Present the following entries again, word for word and in full.

> **AVAILABLE RECORDS**
________________________
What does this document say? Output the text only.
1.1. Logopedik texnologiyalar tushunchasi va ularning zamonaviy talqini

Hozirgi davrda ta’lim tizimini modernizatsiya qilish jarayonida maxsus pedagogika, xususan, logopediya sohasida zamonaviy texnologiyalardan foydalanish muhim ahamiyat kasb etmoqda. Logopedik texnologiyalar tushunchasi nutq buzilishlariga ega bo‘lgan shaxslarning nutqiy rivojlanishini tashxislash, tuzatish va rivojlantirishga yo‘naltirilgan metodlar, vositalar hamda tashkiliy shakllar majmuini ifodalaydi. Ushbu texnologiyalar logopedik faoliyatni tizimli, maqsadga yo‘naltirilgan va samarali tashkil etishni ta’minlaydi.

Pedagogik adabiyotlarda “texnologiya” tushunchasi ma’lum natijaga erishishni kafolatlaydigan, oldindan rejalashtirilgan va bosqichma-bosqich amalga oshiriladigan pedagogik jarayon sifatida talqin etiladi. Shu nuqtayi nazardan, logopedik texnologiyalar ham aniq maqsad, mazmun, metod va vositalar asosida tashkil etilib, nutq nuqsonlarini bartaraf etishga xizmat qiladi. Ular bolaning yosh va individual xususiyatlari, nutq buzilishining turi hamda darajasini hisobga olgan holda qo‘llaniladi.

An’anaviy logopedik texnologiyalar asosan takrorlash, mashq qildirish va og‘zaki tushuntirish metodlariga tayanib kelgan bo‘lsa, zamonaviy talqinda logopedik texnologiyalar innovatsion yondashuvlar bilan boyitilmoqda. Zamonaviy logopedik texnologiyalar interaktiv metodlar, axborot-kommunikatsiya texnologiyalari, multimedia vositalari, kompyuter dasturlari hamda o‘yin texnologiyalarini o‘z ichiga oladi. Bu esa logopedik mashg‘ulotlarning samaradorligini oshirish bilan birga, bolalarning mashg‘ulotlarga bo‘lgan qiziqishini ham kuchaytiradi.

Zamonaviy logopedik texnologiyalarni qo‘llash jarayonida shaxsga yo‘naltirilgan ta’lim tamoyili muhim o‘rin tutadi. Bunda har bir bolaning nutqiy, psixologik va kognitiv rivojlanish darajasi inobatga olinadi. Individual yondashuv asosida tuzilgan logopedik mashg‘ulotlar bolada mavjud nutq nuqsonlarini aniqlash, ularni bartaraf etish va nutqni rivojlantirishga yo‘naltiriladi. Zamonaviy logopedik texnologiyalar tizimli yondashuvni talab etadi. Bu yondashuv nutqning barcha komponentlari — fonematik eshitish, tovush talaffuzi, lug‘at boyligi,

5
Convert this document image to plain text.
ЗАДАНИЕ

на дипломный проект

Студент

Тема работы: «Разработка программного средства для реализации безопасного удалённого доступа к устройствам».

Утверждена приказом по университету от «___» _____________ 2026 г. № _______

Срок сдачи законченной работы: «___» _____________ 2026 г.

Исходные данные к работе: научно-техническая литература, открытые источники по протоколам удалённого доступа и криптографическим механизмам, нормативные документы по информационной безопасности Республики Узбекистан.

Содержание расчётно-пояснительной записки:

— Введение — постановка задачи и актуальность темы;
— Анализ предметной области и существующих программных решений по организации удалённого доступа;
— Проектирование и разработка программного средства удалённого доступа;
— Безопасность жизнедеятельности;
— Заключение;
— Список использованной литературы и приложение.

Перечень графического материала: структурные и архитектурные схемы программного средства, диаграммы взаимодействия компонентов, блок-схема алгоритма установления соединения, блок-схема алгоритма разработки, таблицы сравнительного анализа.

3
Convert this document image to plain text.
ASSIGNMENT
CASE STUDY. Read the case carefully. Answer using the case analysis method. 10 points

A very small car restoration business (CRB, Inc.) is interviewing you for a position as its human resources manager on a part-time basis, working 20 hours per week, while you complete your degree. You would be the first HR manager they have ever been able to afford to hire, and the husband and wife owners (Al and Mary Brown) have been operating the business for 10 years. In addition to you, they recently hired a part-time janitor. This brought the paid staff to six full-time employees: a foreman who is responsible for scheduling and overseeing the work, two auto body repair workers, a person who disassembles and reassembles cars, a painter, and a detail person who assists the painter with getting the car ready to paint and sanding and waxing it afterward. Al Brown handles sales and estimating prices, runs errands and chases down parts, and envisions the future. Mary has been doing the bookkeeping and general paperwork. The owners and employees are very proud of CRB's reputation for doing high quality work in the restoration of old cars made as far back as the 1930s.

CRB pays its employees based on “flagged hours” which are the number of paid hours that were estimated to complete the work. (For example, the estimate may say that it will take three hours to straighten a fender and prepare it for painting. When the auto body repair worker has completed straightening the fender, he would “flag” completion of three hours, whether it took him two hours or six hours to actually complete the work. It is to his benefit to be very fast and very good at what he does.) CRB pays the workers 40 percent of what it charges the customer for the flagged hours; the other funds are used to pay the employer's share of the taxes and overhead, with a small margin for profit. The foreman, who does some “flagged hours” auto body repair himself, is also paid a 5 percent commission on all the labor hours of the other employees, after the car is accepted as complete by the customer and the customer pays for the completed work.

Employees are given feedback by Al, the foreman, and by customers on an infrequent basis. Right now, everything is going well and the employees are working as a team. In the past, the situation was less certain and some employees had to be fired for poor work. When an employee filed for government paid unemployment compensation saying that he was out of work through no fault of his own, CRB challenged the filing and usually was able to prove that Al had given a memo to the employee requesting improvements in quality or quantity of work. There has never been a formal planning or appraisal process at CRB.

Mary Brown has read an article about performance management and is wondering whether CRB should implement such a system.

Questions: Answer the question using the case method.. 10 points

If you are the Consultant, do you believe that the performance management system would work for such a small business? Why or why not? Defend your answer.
________________________
> **EXPECTED ANSWER**
What does this document say? Output the text only.
1.1. Logopedik texnologiyalar tushunchasi va ularning zamonaviy talqini

Hozirgi davrda ta’lim tizimini modernizatsiya qilish jarayonida maxsus pedagogika, xususan, logopediya sohasida zamonaviy texnologiyalardan foydalanish muhim ahamiyat kasb etmoqda. Logopedik texnologiyalar tushunchasi nutq buzilishlariga ega bo‘lgan shaxslarning nutqiy rivojlanishini tashxislash, tuzatish va rivojlantirishga yo‘naltirilgan metodlar, vositalar hamda tashkiliy shakllar majmuini ifodalaydi. Ushbu texnologiyalar logopedik faoliyatni tizimli, maqsadga yo‘naltirilgan va samarali tashkil etishni ta’minlaydi.

Pedagogik adabiyotlarda “texnologiya” tushunchasi ma’lum natijaga erishishni kafolatlaydigan, oldindan rejalashtirilgan va bosqichma-bosqich amalga oshiriladigan pedagogik jarayon sifatida talqin etiladi. Shu nuqtayi nazardan, logopedik texnologiyalar ham aniq maqsad, mazmun, metod va vositalar asosida tashkil etilib, nutq nuqsonlarini bartaraf etishga xizmat qiladi. Ular bolaning yosh va individual xususiyatlari, nutq buzilishining turi hamda darajasini hisobga olgan holda qo‘llaniladi.

An’anaviy logopedik texnologiyalar asosan takrorlash, mashq qildirish va og‘zaki tushuntirish metodlariga tayanib kelgan bo‘lsa, zamonaviy talqinda logopedik texnologiyalar innovatsion yondashuvlar bilan boyitilmoqda. Zamonaviy logopedik texnologiyalar interaktiv metodlar, axborot-kommunikatsiya texnologiyalari, multimedia vositalari, kompyuter dasturlari hamda o‘yin texnologiyalarini o‘z ichiga oladi. Bu esa logopedik mashg‘ulotlarning samaradorligini oshirish bilan birga, bolalarning mashg‘ulotlarga bo‘lgan qiziqishini ham kuchaytiradi.

Zamonaviy logopedik texnologiyalarni qo‘llash jarayonida shaxsga yo‘naltirilgan ta’lim tamoyili muhim o‘rin tutadi. Bunda har bir bolaning nutqiy, psixologik va kognitiv rivojlanish darajasi inobatga olinadi. Individual yondashuv asosida tuzilgan logopedik mashg‘ulotlar bolada mavjud nutq nuqsonlarini aniqlash, ularni bartaraf etish va nutqni rivojlantirishga yo‘naltiriladi. Zamonaviy logopedik texnologiyalar tizimli yondashuvni talab etadi. Bu yondashuv nutqning barcha komponentlari — fonematik eshitish, tovush talaffuzi, lug‘at boyligi,

5
Convert this document image to plain text.
ЗАДАНИЕ

на дипломный проект

Студент

Тема работы: «Разработка программного средства для реализации безопасного удалённого доступа к устройствам».

Утверждена приказом по университету от «___» _____________ 2026 г. № _______

Срок сдачи законченной работы: «___» _____________ 2026 г.

Исходные данные к работе: научно-техническая литература, открытые источники по протоколам удалённого доступа и криптографическим механизмам, нормативные документы по информационной безопасности Республики Узбекистан.

Содержание расчётно-пояснительной записки:

— Введение — постановка задачи и актуальность темы;
— Анализ предметной области и существующих программных решений по организации удалённого доступа;
— Проектирование и разработка программного средства удалённого доступа;
— Безопасность жизнедеятельности;
— Заключение;
— Список использованной литературы и приложение.

Перечень графического материала: структурные и архитектурные схемы программного средства, диаграммы взаимодействия компонентов, блок-схема алгоритма установления соединения, блок-схема алгоритма разработки, таблицы сравнительного анализа.

3
Convert this document image to plain text.
ASSIGNMENT
CASE STUDY. Read the case carefully. Answer using the case analysis method. 10 points

A very small car restoration business (CRB, Inc.) is interviewing you for a position as its human resources manager on a part-time basis, working 20 hours per week, while you complete your degree. You would be the first HR manager they have ever been able to afford to hire, and the husband and wife owners (Al and Mary Brown) have been operating the business for 10 years. In addition to you, they recently hired a part-time janitor. This brought the paid staff to six full-time employees: a foreman who is responsible for scheduling and overseeing the work, two auto body repair workers, a person who disassembles and reassembles cars, a painter, and a detail person who assists the painter with getting the car ready to paint and sanding and waxing it afterward. Al Brown handles sales and estimating prices, runs errands and chases down parts, and envisions the future. Mary has been doing the bookkeeping and general paperwork. The owners and employees are very proud of CRB's reputation for doing high quality work in the restoration of old cars made as far back as the 1930s.

CRB pays its employees based on “flagged hours” which are the number of paid hours that were estimated to complete the work. (For example, the estimate may say that it will take three hours to straighten a fender and prepare it for painting. When the auto body repair worker has completed straightening the fender, he would “flag” completion of three hours, whether it took him two hours or six hours to actually complete the work. It is to his benefit to be very fast and very good at what he does.) CRB pays the workers 40 percent of what it charges the customer for the flagged hours; the other funds are used to pay the employer's share of the taxes and overhead, with a small margin for profit. The foreman, who does some “flagged hours” auto body repair himself, is also paid a 5 percent commission on all the labor hours of the other employees, after the car is accepted as complete by the customer and the customer pays for the completed work.

Employees are given feedback by Al, the foreman, and by customers on an infrequent basis. Right now, everything is going well and the employees are working as a team. In the past, the situation was less certain and some employees had to be fired for poor work. When an employee filed for government paid unemployment compensation saying that he was out of work through no fault of his own, CRB challenged the filing and usually was able to prove that Al had given a memo to the employee requesting improvements in quality or quantity of work. There has never been a formal planning or appraisal process at CRB.

Mary Brown has read an article about performance management and is wondering whether CRB should implement such a system.

Questions: Answer the question using the case method.. 10 points

If you are the Consultant, do you believe that the performance management system would work for such a small business? Why or why not? Defend your answer.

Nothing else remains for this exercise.